# Exercise directions
Reproduce the listing exactly and skip over any pictures.

# Supplied records
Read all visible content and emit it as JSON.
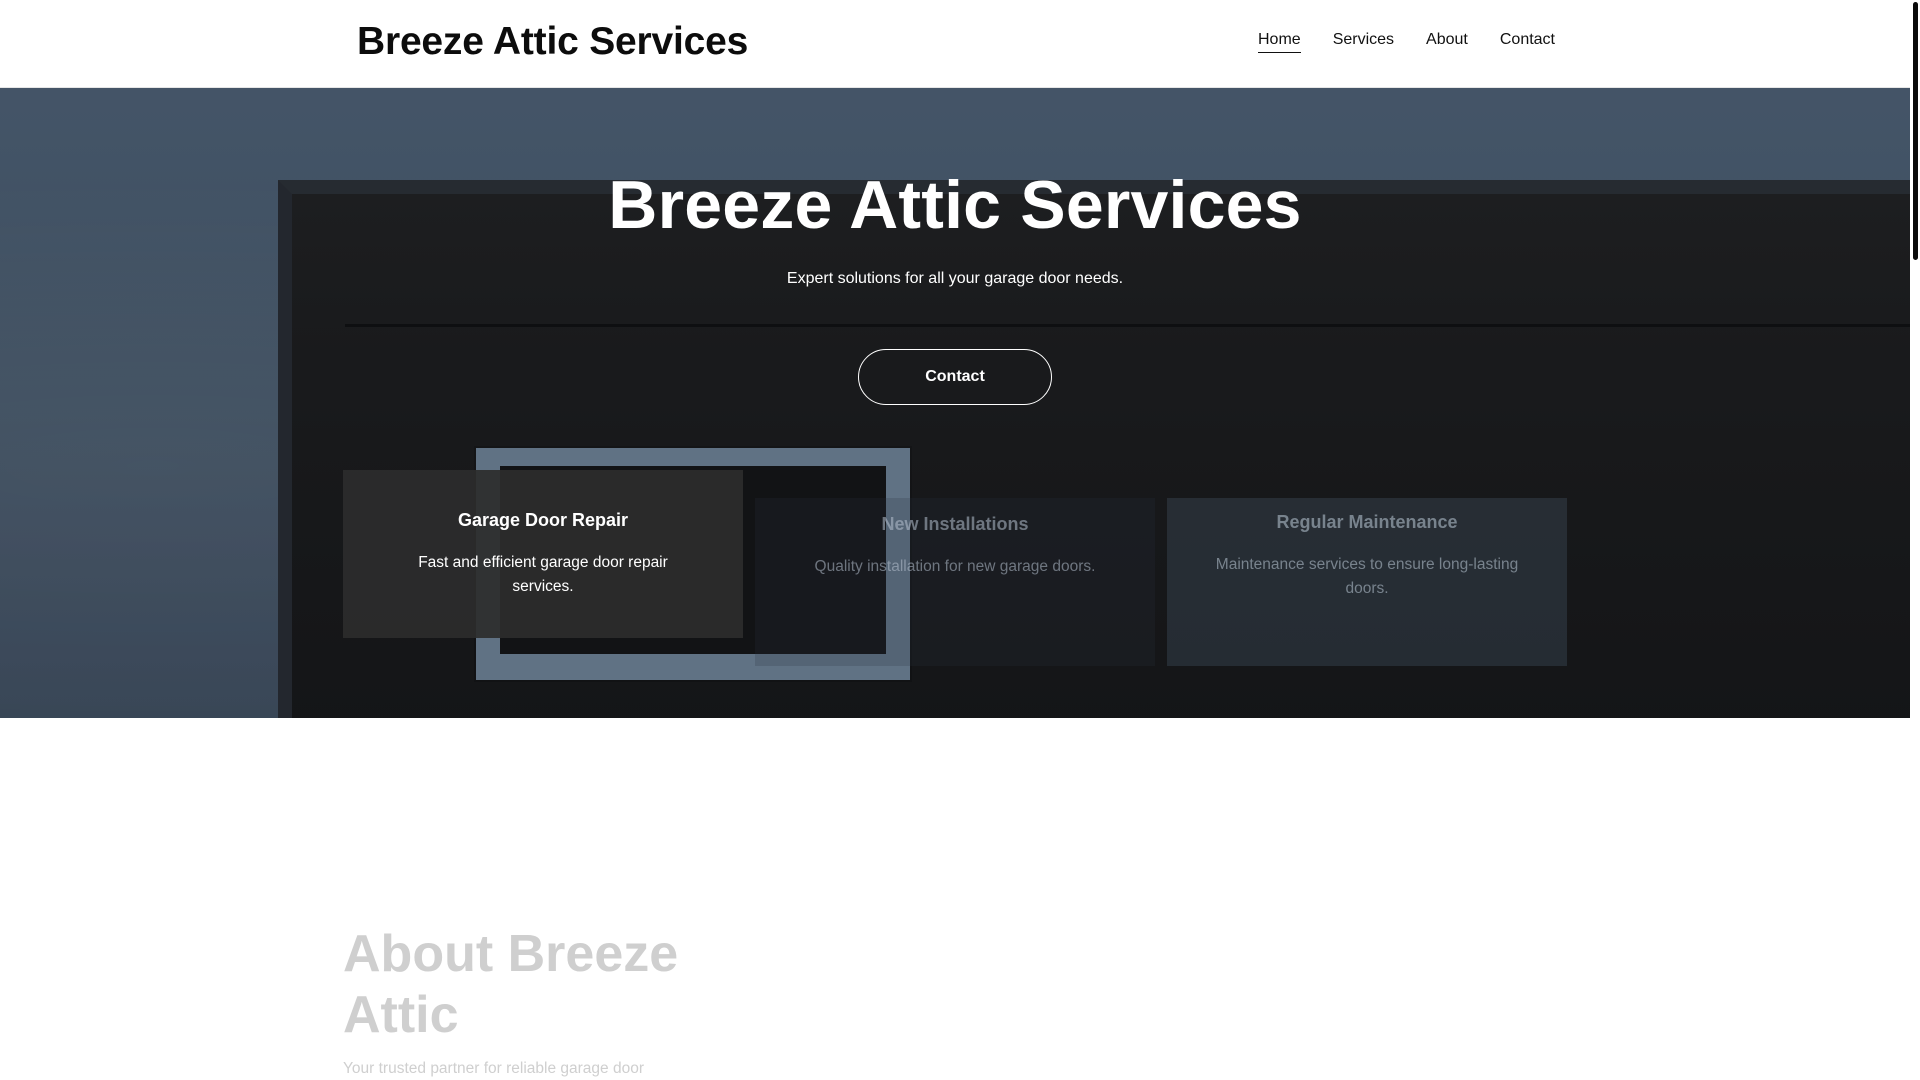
{
  "header": {
    "brand": "Breeze Attic Services",
    "nav": [
      {
        "label": "Home",
        "active": true
      },
      {
        "label": "Services",
        "active": false
      },
      {
        "label": "About",
        "active": false
      },
      {
        "label": "Contact",
        "active": false
      }
    ]
  },
  "hero": {
    "title": "Breeze Attic Services",
    "subtitle": "Expert solutions for all your garage door needs.",
    "cta_label": "Contact"
  },
  "services": [
    {
      "title": "Garage Door Repair",
      "text": "Fast and efficient garage door repair services."
    },
    {
      "title": "New Installations",
      "text": "Quality installation for new garage doors."
    },
    {
      "title": "Regular Maintenance",
      "text": "Maintenance services to ensure long-lasting doors."
    }
  ],
  "about": {
    "title": "About Breeze Attic",
    "text": "Your trusted partner for reliable garage door"
  },
  "colors": {
    "header_bg": "#ffffff",
    "hero_wall": "#4a5a6c",
    "door": "#1a1a1a",
    "card_active": "#2d2d2d",
    "muted_text": "#cfcfcf"
  }
}
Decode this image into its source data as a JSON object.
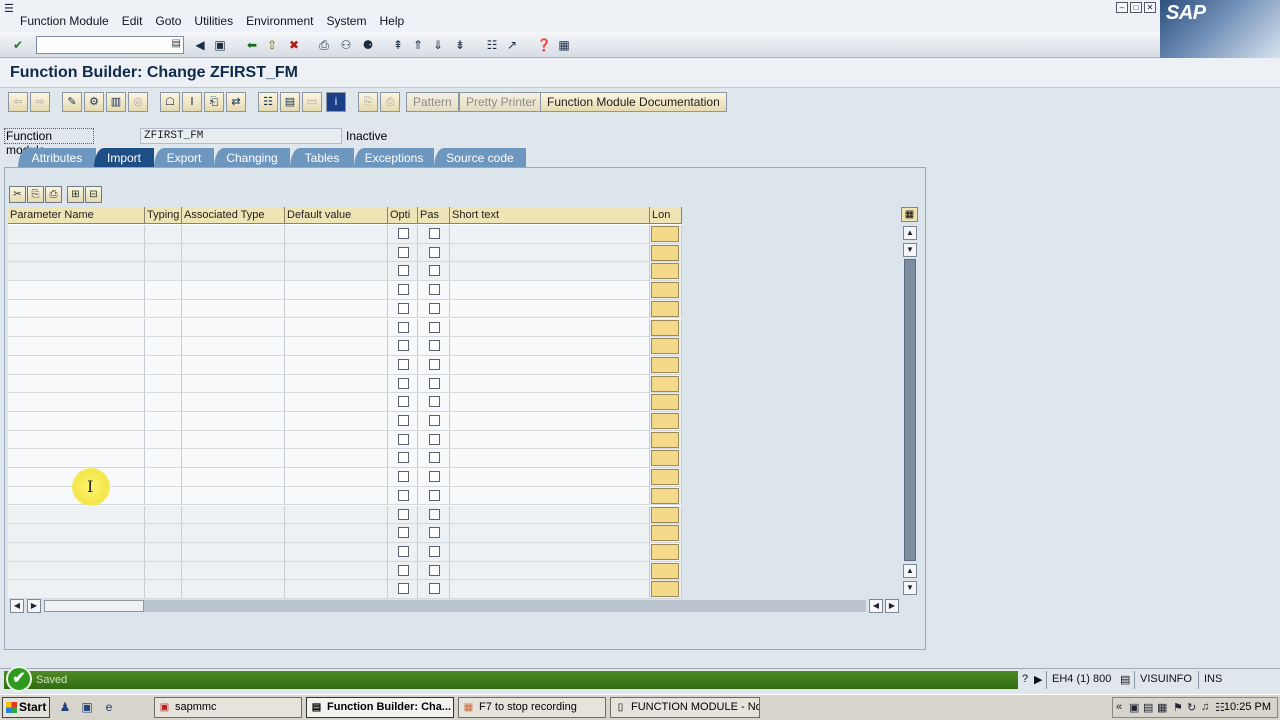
{
  "menu": {
    "items": [
      "Function Module",
      "Edit",
      "Goto",
      "Utilities",
      "Environment",
      "System",
      "Help"
    ]
  },
  "window": {
    "buttons": [
      "minimize",
      "restore",
      "close"
    ],
    "logo_text": "SAP"
  },
  "std_toolbar": {
    "command_field_value": "",
    "icons": [
      "enter-icon",
      "command-dropdown-icon",
      "back-arrow-icon",
      "save-icon",
      "back-icon",
      "exit-icon",
      "cancel-icon",
      "print-icon",
      "find-icon",
      "find-next-icon",
      "first-page-icon",
      "previous-page-icon",
      "next-page-icon",
      "last-page-icon",
      "create-session-icon",
      "shortcut-icon",
      "help-icon",
      "layout-icon"
    ]
  },
  "title": "Function Builder: Change ZFIRST_FM",
  "app_toolbar": {
    "pattern_label": "Pattern",
    "pretty_printer_label": "Pretty Printer",
    "documentation_label": "Function Module Documentation"
  },
  "function_module": {
    "label": "Function module",
    "value": "ZFIRST_FM",
    "status": "Inactive"
  },
  "tabs": [
    {
      "label": "Attributes",
      "active": false
    },
    {
      "label": "Import",
      "active": true
    },
    {
      "label": "Export",
      "active": false
    },
    {
      "label": "Changing",
      "active": false
    },
    {
      "label": "Tables",
      "active": false
    },
    {
      "label": "Exceptions",
      "active": false
    },
    {
      "label": "Source code",
      "active": false
    }
  ],
  "table": {
    "columns": [
      "Parameter Name",
      "Typing",
      "Associated Type",
      "Default value",
      "Opti",
      "Pas",
      "Short text",
      "Lon"
    ],
    "row_count": 20,
    "rows": []
  },
  "status": {
    "message": "Saved",
    "system": "EH4 (1) 800",
    "server": "VISUINFO",
    "mode": "INS"
  },
  "taskbar": {
    "start_label": "Start",
    "tasks": [
      {
        "label": "sapmmc",
        "active": false
      },
      {
        "label": "Function Builder: Cha...",
        "active": true
      },
      {
        "label": "F7 to stop recording",
        "active": false
      },
      {
        "label": "FUNCTION MODULE - No...",
        "active": false
      }
    ],
    "clock": "10:25 PM"
  },
  "colors": {
    "accent_tab_active": "#1d4f86",
    "accent_tab": "#6e97bf",
    "status_ok": "#2f6c10",
    "header_bg": "#efe4b5"
  }
}
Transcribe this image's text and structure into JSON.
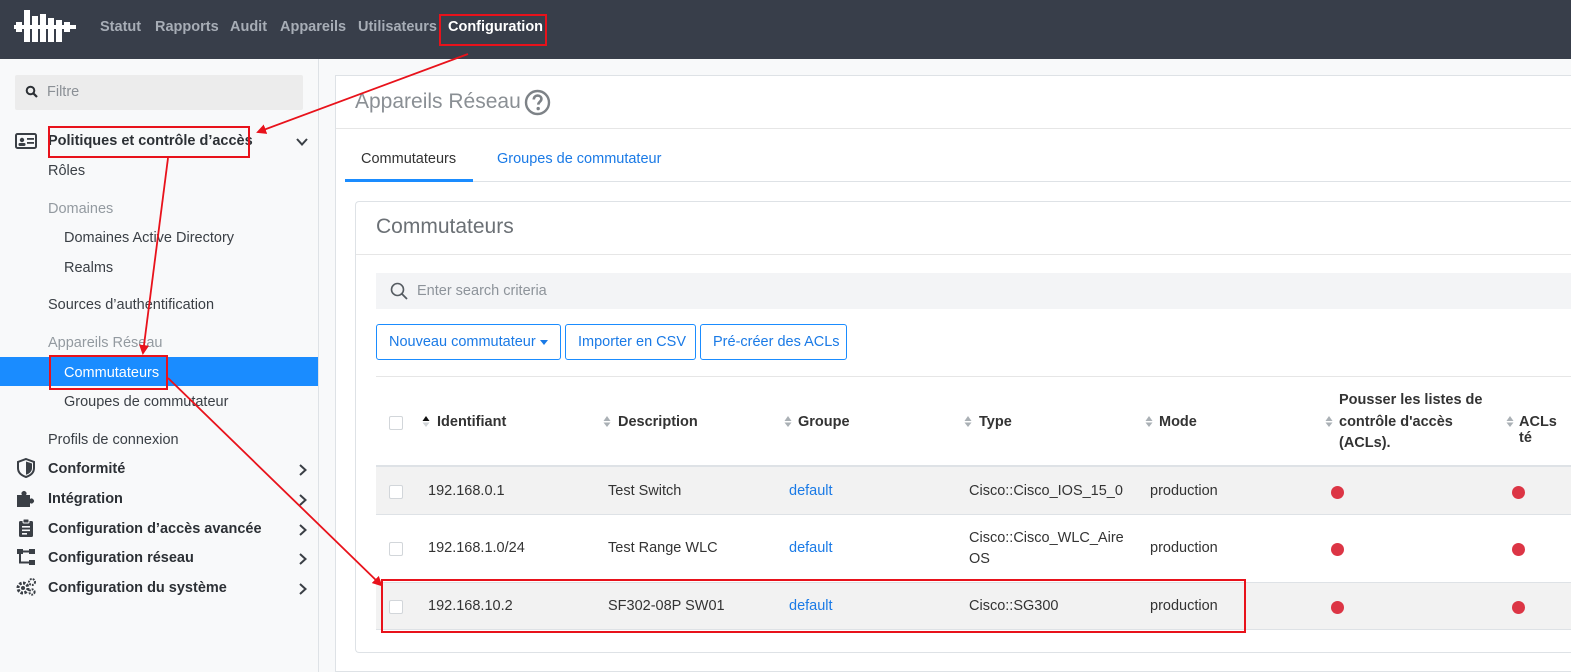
{
  "nav": {
    "items": [
      "Statut",
      "Rapports",
      "Audit",
      "Appareils",
      "Utilisateurs",
      "Configuration"
    ],
    "active": "Configuration"
  },
  "sidebar": {
    "filter_placeholder": "Filtre",
    "sections": {
      "policies": "Politiques et contrôle d’accès",
      "roles": "Rôles",
      "domains": "Domaines",
      "ad_domains": "Domaines Active Directory",
      "realms": "Realms",
      "auth_sources": "Sources d’authentification",
      "network_devices": "Appareils Réseau",
      "switches": "Commutateurs",
      "switch_groups": "Groupes de commutateur",
      "connection_profiles": "Profils de connexion",
      "compliance": "Conformité",
      "integration": "Intégration",
      "advanced_access": "Configuration d’accès avancée",
      "network_config": "Configuration réseau",
      "system_config": "Configuration du système"
    }
  },
  "main": {
    "page_title": "Appareils Réseau",
    "tabs": [
      {
        "label": "Commutateurs",
        "active": true
      },
      {
        "label": "Groupes de commutateur",
        "active": false
      }
    ],
    "card_title": "Commutateurs",
    "search_placeholder": "Enter search criteria",
    "buttons": {
      "new_switch": "Nouveau commutateur",
      "import_csv": "Importer en CSV",
      "precreate_acls": "Pré-créer des ACLs"
    },
    "columns": {
      "id": "Identifiant",
      "description": "Description",
      "group": "Groupe",
      "type": "Type",
      "mode": "Mode",
      "push_acls_1": "Pousser les listes de",
      "push_acls_2": "contrôle d'accès",
      "push_acls_3": "(ACLs).",
      "acls_te": "ACLs té"
    },
    "rows": [
      {
        "id": "192.168.0.1",
        "description": "Test Switch",
        "group": "default",
        "type": "Cisco::Cisco_IOS_15_0",
        "type2": "",
        "mode": "production"
      },
      {
        "id": "192.168.1.0/24",
        "description": "Test Range WLC",
        "group": "default",
        "type": "Cisco::Cisco_WLC_Aire",
        "type2": "OS",
        "mode": "production"
      },
      {
        "id": "192.168.10.2",
        "description": "SF302-08P SW01",
        "group": "default",
        "type": "Cisco::SG300",
        "type2": "",
        "mode": "production"
      }
    ]
  },
  "colors": {
    "topbar": "#383e4a",
    "accent": "#1a8cff",
    "status_red": "#dc3545",
    "annotation": "#e8121b"
  },
  "icons": [
    "logo-icon",
    "search-icon",
    "id-card-icon",
    "chevron-down-icon",
    "chevron-right-icon",
    "shield-icon",
    "puzzle-icon",
    "clipboard-icon",
    "network-icon",
    "gears-icon",
    "help-icon",
    "sort-icon"
  ]
}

# Answer to this problem
Read all visible content and emit it as JSON.
{
  "header": {
    "brand": "Breeze Attic Services",
    "nav": [
      {
        "label": "Home",
        "active": true
      },
      {
        "label": "Services",
        "active": false
      },
      {
        "label": "About",
        "active": false
      },
      {
        "label": "Contact",
        "active": false
      }
    ]
  },
  "hero": {
    "title": "Breeze Attic Services",
    "subtitle": "Expert solutions for all your garage door needs.",
    "cta_label": "Contact"
  },
  "services": [
    {
      "title": "Garage Door Repair",
      "text": "Fast and efficient garage door repair services."
    },
    {
      "title": "New Installations",
      "text": "Quality installation for new garage doors."
    },
    {
      "title": "Regular Maintenance",
      "text": "Maintenance services to ensure long-lasting doors."
    }
  ],
  "about": {
    "title": "About Breeze Attic",
    "text": "Your trusted partner for reliable garage door"
  },
  "colors": {
    "header_bg": "#ffffff",
    "hero_wall": "#4a5a6c",
    "door": "#1a1a1a",
    "card_active": "#2d2d2d",
    "muted_text": "#cfcfcf"
  }
}
Decode this image into its source data as a JSON object.
{
  "menu": {
    "items": [
      "Function Module",
      "Edit",
      "Goto",
      "Utilities",
      "Environment",
      "System",
      "Help"
    ]
  },
  "window": {
    "buttons": [
      "minimize",
      "restore",
      "close"
    ],
    "logo_text": "SAP"
  },
  "std_toolbar": {
    "command_field_value": "",
    "icons": [
      "enter-icon",
      "command-dropdown-icon",
      "back-arrow-icon",
      "save-icon",
      "back-icon",
      "exit-icon",
      "cancel-icon",
      "print-icon",
      "find-icon",
      "find-next-icon",
      "first-page-icon",
      "previous-page-icon",
      "next-page-icon",
      "last-page-icon",
      "create-session-icon",
      "shortcut-icon",
      "help-icon",
      "layout-icon"
    ]
  },
  "title": "Function Builder: Change ZFIRST_FM",
  "app_toolbar": {
    "pattern_label": "Pattern",
    "pretty_printer_label": "Pretty Printer",
    "documentation_label": "Function Module Documentation"
  },
  "function_module": {
    "label": "Function module",
    "value": "ZFIRST_FM",
    "status": "Inactive"
  },
  "tabs": [
    {
      "label": "Attributes",
      "active": false
    },
    {
      "label": "Import",
      "active": true
    },
    {
      "label": "Export",
      "active": false
    },
    {
      "label": "Changing",
      "active": false
    },
    {
      "label": "Tables",
      "active": false
    },
    {
      "label": "Exceptions",
      "active": false
    },
    {
      "label": "Source code",
      "active": false
    }
  ],
  "table": {
    "columns": [
      "Parameter Name",
      "Typing",
      "Associated Type",
      "Default value",
      "Opti",
      "Pas",
      "Short text",
      "Lon"
    ],
    "row_count": 20,
    "rows": []
  },
  "status": {
    "message": "Saved",
    "system": "EH4 (1) 800",
    "server": "VISUINFO",
    "mode": "INS"
  },
  "taskbar": {
    "start_label": "Start",
    "tasks": [
      {
        "label": "sapmmc",
        "active": false
      },
      {
        "label": "Function Builder: Cha...",
        "active": true
      },
      {
        "label": "F7 to stop recording",
        "active": false
      },
      {
        "label": "FUNCTION MODULE - No...",
        "active": false
      }
    ],
    "clock": "10:25 PM"
  },
  "colors": {
    "accent_tab_active": "#1d4f86",
    "accent_tab": "#6e97bf",
    "status_ok": "#2f6c10",
    "header_bg": "#efe4b5"
  }
}
Transcribe this image's text and structure into JSON.
{
  "nav": {
    "items": [
      "Statut",
      "Rapports",
      "Audit",
      "Appareils",
      "Utilisateurs",
      "Configuration"
    ],
    "active": "Configuration"
  },
  "sidebar": {
    "filter_placeholder": "Filtre",
    "sections": {
      "policies": "Politiques et contrôle d’accès",
      "roles": "Rôles",
      "domains": "Domaines",
      "ad_domains": "Domaines Active Directory",
      "realms": "Realms",
      "auth_sources": "Sources d’authentification",
      "network_devices": "Appareils Réseau",
      "switches": "Commutateurs",
      "switch_groups": "Groupes de commutateur",
      "connection_profiles": "Profils de connexion",
      "compliance": "Conformité",
      "integration": "Intégration",
      "advanced_access": "Configuration d’accès avancée",
      "network_config": "Configuration réseau",
      "system_config": "Configuration du système"
    }
  },
  "main": {
    "page_title": "Appareils Réseau",
    "tabs": [
      {
        "label": "Commutateurs",
        "active": true
      },
      {
        "label": "Groupes de commutateur",
        "active": false
      }
    ],
    "card_title": "Commutateurs",
    "search_placeholder": "Enter search criteria",
    "buttons": {
      "new_switch": "Nouveau commutateur",
      "import_csv": "Importer en CSV",
      "precreate_acls": "Pré-créer des ACLs"
    },
    "columns": {
      "id": "Identifiant",
      "description": "Description",
      "group": "Groupe",
      "type": "Type",
      "mode": "Mode",
      "push_acls_1": "Pousser les listes de",
      "push_acls_2": "contrôle d'accès",
      "push_acls_3": "(ACLs).",
      "acls_te": "ACLs té"
    },
    "rows": [
      {
        "id": "192.168.0.1",
        "description": "Test Switch",
        "group": "default",
        "type": "Cisco::Cisco_IOS_15_0",
        "type2": "",
        "mode": "production"
      },
      {
        "id": "192.168.1.0/24",
        "description": "Test Range WLC",
        "group": "default",
        "type": "Cisco::Cisco_WLC_Aire",
        "type2": "OS",
        "mode": "production"
      },
      {
        "id": "192.168.10.2",
        "description": "SF302-08P SW01",
        "group": "default",
        "type": "Cisco::SG300",
        "type2": "",
        "mode": "production"
      }
    ]
  },
  "colors": {
    "topbar": "#383e4a",
    "accent": "#1a8cff",
    "status_red": "#dc3545",
    "annotation": "#e8121b"
  },
  "icons": [
    "logo-icon",
    "search-icon",
    "id-card-icon",
    "chevron-down-icon",
    "chevron-right-icon",
    "shield-icon",
    "puzzle-icon",
    "clipboard-icon",
    "network-icon",
    "gears-icon",
    "help-icon",
    "sort-icon"
  ]
}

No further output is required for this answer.